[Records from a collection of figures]
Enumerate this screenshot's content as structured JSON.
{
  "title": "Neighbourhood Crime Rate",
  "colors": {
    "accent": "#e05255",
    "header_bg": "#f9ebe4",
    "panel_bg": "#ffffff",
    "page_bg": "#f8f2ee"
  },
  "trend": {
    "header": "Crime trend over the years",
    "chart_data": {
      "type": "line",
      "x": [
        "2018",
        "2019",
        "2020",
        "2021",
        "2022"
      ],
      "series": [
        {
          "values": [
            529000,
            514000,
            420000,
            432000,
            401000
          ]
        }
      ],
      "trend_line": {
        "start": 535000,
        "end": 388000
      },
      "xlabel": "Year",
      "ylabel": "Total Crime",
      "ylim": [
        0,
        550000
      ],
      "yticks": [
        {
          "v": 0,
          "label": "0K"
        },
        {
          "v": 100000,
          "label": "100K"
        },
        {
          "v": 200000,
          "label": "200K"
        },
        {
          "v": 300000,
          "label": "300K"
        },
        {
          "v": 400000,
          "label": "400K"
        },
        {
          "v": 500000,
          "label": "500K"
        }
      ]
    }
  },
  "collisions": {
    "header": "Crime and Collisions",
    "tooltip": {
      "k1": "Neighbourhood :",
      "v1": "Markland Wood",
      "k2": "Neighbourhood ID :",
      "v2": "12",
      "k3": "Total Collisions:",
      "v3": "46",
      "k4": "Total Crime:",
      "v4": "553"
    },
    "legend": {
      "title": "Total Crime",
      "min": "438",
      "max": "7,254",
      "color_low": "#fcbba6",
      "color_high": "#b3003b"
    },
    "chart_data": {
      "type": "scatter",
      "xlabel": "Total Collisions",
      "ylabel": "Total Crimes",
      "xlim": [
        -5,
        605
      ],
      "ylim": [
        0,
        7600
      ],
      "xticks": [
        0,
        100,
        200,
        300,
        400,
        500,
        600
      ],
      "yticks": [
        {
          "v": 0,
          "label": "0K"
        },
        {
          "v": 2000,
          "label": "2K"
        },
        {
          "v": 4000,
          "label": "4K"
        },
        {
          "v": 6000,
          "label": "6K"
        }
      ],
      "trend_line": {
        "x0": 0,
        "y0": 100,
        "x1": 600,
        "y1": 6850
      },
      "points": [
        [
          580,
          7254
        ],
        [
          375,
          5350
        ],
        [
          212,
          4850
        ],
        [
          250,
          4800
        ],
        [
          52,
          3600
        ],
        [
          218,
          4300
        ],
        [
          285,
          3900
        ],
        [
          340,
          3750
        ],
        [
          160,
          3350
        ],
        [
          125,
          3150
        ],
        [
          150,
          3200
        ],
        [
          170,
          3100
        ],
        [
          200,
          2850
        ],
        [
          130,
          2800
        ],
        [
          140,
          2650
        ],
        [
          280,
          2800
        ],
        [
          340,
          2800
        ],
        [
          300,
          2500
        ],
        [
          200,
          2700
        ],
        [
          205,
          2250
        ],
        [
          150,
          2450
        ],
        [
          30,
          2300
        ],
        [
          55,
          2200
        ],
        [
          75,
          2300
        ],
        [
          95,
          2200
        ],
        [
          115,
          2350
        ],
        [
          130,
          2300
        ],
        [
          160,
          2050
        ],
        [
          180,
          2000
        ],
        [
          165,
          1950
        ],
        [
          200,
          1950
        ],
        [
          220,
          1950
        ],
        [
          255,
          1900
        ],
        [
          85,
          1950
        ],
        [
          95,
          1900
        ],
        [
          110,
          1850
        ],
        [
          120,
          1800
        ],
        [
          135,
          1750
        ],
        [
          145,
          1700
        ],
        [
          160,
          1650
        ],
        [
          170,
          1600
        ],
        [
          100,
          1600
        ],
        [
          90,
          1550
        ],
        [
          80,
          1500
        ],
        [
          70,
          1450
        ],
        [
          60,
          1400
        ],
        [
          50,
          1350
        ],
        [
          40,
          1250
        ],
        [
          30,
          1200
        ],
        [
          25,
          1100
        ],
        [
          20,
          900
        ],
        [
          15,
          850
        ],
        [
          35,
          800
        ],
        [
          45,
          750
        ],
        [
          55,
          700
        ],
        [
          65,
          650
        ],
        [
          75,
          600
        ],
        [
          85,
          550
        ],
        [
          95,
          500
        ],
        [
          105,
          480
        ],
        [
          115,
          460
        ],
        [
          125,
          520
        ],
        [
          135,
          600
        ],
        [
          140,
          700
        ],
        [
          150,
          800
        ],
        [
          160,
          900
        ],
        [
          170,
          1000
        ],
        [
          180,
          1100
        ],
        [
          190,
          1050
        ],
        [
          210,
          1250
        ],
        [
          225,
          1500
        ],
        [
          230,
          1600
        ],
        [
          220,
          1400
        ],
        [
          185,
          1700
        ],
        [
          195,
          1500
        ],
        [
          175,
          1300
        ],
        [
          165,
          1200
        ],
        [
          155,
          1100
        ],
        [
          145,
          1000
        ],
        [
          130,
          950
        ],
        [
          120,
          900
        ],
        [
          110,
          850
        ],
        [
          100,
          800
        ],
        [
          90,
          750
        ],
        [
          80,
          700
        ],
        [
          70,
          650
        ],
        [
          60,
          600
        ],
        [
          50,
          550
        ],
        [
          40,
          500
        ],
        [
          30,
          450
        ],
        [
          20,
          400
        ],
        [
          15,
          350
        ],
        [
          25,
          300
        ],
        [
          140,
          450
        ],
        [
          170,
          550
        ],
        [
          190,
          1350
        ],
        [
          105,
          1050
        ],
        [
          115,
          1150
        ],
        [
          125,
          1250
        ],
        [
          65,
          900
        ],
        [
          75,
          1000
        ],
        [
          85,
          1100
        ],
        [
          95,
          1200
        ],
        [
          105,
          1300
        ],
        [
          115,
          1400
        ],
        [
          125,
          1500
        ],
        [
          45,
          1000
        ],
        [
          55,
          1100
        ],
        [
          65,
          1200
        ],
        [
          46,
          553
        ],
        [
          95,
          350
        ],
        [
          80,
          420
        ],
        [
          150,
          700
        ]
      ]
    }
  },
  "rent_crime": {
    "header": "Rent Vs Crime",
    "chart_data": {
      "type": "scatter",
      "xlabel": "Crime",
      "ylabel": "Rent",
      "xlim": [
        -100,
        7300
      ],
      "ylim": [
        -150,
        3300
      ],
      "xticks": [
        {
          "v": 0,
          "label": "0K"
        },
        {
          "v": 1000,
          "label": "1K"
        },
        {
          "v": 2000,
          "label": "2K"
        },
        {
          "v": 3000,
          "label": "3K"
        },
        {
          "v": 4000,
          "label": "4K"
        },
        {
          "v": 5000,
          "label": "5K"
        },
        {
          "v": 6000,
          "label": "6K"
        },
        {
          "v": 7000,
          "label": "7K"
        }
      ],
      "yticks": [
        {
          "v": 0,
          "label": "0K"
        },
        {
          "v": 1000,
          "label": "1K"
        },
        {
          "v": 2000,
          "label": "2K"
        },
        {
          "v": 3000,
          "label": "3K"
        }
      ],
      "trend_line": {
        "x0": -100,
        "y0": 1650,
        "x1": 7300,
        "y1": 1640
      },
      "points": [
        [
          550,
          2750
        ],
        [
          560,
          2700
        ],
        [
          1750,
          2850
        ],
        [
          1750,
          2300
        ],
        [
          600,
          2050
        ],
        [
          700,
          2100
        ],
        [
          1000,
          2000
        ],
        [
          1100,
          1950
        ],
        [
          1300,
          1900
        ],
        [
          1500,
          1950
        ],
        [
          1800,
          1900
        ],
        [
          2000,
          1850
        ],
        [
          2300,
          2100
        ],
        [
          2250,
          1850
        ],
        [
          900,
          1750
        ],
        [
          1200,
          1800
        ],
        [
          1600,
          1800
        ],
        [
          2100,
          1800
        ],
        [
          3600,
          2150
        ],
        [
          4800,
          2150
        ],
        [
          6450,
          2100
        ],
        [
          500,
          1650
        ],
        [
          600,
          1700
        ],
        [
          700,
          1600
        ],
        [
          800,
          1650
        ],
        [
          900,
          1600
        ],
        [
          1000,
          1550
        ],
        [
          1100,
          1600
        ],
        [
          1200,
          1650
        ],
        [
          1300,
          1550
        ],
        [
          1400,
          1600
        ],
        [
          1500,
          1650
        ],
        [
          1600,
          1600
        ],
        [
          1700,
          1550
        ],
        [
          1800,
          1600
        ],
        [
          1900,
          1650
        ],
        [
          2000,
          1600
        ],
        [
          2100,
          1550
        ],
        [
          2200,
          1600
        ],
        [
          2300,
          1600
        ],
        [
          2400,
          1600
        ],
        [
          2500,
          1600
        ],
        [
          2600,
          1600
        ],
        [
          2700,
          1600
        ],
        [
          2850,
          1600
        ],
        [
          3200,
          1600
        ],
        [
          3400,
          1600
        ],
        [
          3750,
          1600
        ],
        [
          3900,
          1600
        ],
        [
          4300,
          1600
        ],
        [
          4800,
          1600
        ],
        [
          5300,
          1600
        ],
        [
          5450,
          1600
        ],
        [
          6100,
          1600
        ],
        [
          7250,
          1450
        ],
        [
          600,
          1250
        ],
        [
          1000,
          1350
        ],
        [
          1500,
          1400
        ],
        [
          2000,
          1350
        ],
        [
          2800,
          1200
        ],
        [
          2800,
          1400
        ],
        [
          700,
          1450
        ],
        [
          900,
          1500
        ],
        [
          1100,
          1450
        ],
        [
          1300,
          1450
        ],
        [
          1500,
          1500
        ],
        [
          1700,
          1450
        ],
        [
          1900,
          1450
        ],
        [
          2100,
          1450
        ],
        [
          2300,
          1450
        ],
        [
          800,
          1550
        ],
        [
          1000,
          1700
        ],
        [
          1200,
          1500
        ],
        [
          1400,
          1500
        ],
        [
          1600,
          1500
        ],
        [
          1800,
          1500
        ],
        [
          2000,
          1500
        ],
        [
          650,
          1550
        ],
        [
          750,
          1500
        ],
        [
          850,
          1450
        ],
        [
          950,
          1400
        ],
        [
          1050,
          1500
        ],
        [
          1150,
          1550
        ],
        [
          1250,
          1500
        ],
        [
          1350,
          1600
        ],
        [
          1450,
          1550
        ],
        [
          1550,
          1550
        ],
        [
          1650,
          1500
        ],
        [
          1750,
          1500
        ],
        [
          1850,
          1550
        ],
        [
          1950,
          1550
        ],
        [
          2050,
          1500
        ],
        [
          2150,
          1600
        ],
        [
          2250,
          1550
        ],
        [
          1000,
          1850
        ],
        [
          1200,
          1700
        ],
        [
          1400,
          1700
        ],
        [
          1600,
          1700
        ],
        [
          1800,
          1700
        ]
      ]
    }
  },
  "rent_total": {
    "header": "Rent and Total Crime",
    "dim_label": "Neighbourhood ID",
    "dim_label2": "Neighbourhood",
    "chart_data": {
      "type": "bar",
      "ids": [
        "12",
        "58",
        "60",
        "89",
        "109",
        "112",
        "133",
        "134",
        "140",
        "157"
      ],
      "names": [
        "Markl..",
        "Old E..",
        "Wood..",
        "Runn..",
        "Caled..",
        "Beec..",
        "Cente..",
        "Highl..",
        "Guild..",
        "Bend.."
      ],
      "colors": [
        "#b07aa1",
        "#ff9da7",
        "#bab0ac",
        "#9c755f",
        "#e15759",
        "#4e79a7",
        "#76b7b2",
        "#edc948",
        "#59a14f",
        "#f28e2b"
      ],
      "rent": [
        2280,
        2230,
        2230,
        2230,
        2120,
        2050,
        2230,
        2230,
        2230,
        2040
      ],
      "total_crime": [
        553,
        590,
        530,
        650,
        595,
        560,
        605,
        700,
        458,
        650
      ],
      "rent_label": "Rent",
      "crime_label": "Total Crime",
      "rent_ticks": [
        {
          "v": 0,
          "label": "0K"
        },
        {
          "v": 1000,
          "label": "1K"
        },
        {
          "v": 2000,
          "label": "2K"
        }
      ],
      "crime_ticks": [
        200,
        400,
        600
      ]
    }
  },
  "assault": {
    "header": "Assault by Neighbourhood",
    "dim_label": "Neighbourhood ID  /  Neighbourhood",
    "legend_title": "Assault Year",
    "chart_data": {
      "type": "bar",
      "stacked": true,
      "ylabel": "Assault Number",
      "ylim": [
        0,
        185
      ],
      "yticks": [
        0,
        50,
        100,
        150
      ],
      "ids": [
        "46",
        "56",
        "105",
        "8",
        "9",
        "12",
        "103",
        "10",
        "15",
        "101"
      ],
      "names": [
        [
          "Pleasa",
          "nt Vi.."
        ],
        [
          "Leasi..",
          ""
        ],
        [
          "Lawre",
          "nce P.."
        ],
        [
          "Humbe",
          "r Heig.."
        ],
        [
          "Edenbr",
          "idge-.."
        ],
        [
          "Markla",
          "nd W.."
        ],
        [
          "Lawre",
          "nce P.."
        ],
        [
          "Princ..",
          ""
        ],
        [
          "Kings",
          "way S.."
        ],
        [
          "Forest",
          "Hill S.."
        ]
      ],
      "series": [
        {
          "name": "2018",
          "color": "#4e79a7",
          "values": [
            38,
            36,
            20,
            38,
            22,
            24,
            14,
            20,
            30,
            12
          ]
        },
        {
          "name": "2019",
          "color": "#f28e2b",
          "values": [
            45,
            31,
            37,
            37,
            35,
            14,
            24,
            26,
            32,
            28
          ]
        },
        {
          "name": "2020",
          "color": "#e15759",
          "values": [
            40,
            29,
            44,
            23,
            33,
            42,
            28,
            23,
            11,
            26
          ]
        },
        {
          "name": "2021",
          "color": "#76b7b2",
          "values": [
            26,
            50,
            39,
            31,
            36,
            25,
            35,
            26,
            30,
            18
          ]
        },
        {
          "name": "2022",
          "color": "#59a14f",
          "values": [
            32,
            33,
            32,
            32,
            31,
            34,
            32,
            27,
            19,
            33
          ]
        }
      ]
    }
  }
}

> Short task: Across the records, how many lines contain "ylabel"? Only the number should be given.

> Expected output: 4